- Directions for this task -
Count every line in the following listing that contains "Absorbance", then report that count with nothing added.

= Beginning of Section =

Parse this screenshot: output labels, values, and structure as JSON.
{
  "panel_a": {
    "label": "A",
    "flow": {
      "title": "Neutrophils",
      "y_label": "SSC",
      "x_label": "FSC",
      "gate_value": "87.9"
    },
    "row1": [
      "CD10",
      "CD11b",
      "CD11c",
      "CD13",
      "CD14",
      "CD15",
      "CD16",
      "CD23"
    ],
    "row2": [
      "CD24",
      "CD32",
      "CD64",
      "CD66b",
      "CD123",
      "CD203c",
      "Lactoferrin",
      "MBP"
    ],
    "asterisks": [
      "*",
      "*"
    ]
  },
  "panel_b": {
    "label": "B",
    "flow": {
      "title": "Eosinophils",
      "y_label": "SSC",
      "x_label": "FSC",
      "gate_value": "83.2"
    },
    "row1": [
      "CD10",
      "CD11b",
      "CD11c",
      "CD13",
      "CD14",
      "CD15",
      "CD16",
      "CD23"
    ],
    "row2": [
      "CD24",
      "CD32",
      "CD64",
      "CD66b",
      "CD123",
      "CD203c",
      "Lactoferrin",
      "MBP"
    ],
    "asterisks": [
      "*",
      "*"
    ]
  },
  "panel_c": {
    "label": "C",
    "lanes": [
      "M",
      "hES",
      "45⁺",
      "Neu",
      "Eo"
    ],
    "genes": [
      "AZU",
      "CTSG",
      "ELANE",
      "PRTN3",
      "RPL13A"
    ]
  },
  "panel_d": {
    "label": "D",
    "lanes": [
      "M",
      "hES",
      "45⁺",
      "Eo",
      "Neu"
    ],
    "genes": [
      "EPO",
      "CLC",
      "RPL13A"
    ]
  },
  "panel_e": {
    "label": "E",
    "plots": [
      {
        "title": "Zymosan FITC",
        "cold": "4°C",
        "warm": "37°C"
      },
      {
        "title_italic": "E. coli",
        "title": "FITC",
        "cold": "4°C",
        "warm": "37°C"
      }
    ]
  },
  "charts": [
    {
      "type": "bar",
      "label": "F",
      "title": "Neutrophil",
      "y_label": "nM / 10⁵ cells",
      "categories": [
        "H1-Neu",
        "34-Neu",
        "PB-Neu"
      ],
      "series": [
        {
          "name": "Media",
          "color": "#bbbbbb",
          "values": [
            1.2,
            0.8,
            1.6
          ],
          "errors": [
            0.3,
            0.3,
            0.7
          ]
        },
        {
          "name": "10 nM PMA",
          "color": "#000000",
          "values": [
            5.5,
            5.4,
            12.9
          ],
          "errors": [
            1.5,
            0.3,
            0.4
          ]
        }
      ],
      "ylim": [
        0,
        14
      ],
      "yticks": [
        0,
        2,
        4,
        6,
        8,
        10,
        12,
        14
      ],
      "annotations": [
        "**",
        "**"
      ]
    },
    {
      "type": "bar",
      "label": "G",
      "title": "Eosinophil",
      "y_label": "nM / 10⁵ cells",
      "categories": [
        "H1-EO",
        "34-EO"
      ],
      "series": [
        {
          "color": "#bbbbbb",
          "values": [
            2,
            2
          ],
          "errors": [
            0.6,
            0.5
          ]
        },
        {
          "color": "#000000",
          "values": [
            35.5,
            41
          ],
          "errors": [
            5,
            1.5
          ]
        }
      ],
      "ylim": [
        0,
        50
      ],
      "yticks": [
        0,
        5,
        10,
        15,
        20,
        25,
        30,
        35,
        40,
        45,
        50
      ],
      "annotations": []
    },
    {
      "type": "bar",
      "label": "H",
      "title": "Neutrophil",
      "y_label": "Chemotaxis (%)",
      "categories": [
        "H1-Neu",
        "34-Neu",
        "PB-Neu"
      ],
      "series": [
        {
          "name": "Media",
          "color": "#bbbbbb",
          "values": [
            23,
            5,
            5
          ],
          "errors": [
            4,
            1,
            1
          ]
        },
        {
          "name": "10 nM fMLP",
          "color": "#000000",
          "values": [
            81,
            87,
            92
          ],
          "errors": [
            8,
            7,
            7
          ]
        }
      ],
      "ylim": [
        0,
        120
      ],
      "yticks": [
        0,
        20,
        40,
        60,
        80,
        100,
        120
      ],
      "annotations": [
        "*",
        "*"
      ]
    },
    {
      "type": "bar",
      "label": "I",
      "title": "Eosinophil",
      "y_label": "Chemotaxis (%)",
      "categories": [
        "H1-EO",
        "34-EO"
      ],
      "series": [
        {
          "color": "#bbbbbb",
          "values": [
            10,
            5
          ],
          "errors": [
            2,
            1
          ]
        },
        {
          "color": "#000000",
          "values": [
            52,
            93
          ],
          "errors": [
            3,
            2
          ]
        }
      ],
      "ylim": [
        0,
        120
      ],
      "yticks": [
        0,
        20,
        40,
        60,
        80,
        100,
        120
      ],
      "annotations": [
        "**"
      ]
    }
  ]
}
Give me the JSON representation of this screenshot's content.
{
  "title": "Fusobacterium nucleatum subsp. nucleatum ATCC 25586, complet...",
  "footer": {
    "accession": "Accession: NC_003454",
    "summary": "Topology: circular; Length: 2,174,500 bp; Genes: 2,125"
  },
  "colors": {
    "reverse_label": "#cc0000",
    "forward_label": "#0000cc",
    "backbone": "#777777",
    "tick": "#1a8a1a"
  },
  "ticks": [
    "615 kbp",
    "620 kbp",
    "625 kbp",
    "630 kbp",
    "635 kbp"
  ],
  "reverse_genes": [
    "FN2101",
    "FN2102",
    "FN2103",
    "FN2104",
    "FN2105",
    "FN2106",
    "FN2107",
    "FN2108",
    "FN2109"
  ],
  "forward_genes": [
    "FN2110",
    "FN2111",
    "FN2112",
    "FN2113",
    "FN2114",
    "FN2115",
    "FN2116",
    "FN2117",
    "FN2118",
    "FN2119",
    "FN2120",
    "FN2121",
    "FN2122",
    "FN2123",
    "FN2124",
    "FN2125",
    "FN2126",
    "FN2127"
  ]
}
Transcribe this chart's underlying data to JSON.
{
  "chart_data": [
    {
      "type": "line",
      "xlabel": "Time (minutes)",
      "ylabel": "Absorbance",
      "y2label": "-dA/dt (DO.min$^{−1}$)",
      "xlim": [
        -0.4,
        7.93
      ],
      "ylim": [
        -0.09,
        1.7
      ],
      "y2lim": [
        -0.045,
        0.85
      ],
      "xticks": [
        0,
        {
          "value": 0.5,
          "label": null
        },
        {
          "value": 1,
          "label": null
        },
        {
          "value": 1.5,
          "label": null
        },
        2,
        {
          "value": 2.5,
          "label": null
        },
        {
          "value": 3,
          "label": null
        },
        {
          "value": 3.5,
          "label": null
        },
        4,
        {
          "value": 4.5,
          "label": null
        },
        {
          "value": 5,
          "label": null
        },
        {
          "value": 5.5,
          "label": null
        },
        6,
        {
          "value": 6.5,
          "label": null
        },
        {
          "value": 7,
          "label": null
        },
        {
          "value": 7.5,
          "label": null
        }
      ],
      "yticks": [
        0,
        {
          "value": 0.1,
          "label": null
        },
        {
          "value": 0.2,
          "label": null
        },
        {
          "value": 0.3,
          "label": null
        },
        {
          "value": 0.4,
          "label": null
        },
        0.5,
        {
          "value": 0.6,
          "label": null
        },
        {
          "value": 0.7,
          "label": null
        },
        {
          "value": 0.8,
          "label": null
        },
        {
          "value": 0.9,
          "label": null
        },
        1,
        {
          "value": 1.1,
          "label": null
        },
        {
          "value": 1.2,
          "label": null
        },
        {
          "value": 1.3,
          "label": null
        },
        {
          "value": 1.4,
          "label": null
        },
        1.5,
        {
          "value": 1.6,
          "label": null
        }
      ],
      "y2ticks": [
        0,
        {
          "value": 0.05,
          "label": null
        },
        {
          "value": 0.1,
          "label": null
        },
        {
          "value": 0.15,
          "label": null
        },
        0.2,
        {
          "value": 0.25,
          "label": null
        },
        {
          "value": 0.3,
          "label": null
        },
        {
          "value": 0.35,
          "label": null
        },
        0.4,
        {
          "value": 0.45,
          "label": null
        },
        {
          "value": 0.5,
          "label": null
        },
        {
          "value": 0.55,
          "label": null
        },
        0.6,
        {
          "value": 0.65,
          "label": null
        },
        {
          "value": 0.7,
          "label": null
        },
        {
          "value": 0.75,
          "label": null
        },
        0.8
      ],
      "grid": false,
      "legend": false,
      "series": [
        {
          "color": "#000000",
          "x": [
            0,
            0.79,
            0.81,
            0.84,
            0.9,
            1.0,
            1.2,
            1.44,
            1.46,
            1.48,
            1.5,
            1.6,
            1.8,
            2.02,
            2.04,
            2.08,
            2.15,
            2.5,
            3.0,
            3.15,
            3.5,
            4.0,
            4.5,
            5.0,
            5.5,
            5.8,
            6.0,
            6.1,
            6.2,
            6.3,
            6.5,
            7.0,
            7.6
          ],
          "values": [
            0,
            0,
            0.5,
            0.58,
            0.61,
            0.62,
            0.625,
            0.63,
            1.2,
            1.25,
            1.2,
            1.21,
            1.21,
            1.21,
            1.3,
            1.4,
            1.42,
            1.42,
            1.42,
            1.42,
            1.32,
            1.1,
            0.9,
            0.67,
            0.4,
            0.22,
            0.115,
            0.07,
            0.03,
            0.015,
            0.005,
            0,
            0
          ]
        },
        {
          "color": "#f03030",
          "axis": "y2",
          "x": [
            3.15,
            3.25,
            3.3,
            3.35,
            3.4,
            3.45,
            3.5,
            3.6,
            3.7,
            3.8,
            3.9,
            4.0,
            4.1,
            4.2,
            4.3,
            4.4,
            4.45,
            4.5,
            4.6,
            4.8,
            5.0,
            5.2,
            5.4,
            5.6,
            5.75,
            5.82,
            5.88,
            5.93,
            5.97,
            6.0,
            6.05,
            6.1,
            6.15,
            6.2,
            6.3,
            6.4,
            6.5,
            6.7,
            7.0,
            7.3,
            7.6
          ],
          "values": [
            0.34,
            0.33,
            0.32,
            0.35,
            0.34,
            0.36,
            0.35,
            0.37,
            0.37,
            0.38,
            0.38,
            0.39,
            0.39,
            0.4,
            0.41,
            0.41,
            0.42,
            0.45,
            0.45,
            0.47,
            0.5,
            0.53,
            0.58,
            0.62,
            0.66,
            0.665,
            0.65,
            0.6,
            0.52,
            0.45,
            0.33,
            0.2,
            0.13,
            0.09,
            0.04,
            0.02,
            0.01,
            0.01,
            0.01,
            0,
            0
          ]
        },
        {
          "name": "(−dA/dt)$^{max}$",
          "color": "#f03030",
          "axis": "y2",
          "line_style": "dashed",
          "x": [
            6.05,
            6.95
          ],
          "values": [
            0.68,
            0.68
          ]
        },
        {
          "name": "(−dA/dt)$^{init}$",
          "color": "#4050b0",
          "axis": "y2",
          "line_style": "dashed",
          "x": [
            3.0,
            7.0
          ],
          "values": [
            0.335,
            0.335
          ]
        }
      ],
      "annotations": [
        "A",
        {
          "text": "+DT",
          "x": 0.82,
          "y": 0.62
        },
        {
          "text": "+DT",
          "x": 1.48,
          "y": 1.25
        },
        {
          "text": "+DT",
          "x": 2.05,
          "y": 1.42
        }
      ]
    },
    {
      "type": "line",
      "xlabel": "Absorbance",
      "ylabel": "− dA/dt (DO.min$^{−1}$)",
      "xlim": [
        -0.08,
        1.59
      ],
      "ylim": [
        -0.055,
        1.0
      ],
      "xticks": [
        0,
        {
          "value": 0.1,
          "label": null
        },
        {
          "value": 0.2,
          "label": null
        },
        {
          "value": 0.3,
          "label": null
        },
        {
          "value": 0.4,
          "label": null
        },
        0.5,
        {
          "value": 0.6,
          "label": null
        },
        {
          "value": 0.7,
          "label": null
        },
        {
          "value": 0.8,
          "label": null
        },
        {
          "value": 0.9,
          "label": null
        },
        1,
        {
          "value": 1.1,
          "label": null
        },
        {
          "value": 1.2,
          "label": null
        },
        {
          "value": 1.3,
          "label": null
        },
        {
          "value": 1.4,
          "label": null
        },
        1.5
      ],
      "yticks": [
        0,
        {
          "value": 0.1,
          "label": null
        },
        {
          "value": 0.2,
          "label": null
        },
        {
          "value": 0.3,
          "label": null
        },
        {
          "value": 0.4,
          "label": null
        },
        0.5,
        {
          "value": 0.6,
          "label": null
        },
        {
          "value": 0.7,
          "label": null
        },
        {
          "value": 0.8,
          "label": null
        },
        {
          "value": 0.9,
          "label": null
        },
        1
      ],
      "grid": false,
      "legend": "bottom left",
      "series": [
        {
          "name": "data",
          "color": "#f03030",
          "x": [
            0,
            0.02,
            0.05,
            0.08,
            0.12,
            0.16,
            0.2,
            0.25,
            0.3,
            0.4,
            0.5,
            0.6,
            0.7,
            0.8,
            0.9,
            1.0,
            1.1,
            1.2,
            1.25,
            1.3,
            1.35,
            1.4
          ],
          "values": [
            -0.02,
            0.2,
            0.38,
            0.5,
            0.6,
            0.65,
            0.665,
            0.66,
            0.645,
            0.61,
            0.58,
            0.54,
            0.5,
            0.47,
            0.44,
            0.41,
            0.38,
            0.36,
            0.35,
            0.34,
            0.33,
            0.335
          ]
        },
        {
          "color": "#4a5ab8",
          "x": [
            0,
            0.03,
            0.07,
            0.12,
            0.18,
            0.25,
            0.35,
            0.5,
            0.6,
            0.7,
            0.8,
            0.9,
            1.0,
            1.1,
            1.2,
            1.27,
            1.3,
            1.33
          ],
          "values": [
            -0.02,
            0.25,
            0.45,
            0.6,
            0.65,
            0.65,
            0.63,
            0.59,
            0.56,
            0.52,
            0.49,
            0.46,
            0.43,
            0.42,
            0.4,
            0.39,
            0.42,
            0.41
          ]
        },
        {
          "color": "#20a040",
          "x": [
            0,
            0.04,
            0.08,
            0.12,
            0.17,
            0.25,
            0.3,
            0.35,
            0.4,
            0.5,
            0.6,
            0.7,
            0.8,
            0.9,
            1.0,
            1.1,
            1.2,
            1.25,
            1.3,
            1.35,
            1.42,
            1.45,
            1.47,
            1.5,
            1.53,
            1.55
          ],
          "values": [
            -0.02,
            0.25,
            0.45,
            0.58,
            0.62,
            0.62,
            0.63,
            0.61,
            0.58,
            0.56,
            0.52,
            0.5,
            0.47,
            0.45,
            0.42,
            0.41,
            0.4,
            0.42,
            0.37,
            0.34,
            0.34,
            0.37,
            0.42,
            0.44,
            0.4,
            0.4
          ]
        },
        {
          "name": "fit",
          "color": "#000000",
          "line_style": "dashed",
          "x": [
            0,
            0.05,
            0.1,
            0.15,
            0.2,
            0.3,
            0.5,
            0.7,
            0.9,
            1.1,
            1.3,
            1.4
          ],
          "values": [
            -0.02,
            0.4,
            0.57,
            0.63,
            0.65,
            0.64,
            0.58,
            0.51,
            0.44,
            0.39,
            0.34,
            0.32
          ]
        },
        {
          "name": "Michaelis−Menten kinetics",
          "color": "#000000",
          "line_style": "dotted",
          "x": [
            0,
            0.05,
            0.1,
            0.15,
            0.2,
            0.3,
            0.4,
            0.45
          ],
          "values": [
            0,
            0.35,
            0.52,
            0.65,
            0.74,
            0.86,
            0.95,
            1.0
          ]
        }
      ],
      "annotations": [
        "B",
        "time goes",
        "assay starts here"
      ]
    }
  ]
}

= End of Section =

- Solution -
2